TO BE DONE: Going through the material below, please gather all lines with the word "from" in them.

>> Begin

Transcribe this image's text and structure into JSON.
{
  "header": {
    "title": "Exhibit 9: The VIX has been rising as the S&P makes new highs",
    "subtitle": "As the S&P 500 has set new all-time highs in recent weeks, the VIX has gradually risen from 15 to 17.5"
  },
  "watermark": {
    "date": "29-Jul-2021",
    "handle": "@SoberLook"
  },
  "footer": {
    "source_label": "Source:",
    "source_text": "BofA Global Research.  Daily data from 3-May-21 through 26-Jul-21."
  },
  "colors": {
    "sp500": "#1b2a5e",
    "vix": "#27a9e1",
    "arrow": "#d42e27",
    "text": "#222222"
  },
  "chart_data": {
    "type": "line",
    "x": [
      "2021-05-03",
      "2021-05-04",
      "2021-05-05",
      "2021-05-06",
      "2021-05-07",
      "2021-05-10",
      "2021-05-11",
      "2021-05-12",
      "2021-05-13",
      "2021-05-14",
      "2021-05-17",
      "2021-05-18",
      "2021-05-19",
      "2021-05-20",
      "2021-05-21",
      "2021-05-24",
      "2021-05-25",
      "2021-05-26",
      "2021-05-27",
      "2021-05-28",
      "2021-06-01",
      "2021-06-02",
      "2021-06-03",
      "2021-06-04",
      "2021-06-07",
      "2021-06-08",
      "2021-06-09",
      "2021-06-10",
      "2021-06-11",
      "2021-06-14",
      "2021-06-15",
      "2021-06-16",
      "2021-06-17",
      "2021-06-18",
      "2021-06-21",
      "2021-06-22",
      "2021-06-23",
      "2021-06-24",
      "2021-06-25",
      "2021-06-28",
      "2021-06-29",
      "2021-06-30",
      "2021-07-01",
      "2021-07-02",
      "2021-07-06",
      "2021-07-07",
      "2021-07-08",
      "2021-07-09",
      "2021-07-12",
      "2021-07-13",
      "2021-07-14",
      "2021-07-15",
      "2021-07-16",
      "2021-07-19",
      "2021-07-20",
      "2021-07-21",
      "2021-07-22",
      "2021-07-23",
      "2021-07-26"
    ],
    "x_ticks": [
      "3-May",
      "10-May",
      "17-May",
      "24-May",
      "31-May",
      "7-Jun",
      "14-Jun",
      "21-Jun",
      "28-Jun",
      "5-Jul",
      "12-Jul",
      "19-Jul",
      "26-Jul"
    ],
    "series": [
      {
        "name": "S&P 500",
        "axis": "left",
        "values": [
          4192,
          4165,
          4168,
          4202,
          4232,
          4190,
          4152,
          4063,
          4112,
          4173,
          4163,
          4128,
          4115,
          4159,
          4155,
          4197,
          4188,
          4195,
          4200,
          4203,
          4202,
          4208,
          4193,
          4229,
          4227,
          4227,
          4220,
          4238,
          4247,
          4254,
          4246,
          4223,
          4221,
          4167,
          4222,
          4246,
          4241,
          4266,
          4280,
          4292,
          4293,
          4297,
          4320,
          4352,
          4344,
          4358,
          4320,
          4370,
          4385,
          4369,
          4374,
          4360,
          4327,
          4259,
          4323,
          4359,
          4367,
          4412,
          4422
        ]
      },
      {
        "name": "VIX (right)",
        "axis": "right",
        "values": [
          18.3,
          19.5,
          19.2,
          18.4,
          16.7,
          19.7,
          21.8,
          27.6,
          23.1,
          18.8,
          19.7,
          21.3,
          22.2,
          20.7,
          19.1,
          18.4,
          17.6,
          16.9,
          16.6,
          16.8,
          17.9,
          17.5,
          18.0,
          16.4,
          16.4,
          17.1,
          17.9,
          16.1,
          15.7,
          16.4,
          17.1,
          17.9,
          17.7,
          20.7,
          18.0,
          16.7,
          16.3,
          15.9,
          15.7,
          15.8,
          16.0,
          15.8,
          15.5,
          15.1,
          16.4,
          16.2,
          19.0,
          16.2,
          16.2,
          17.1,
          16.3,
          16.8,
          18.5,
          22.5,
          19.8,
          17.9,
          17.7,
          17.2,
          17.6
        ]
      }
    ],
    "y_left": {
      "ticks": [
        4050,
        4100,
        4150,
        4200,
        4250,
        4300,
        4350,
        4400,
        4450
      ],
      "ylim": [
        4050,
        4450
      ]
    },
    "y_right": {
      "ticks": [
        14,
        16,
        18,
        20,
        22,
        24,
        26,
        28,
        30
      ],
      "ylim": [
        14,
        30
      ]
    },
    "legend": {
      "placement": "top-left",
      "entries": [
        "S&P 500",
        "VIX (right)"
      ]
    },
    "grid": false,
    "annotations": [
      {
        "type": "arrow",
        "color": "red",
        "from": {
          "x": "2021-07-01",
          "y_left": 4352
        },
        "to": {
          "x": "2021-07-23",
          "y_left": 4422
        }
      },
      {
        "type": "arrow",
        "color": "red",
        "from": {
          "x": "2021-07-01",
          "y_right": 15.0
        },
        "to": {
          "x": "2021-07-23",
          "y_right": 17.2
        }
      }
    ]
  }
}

>> End

TASK OUTPUT:
    "subtitle": "As the S&P 500 has set new all-time highs in recent weeks, the VIX has gradually risen from 15 to 17.5"
    "source_text": "BofA Global Research.  Daily data from 3-May-21 through 26-Jul-21."
        "from": {
        "from": {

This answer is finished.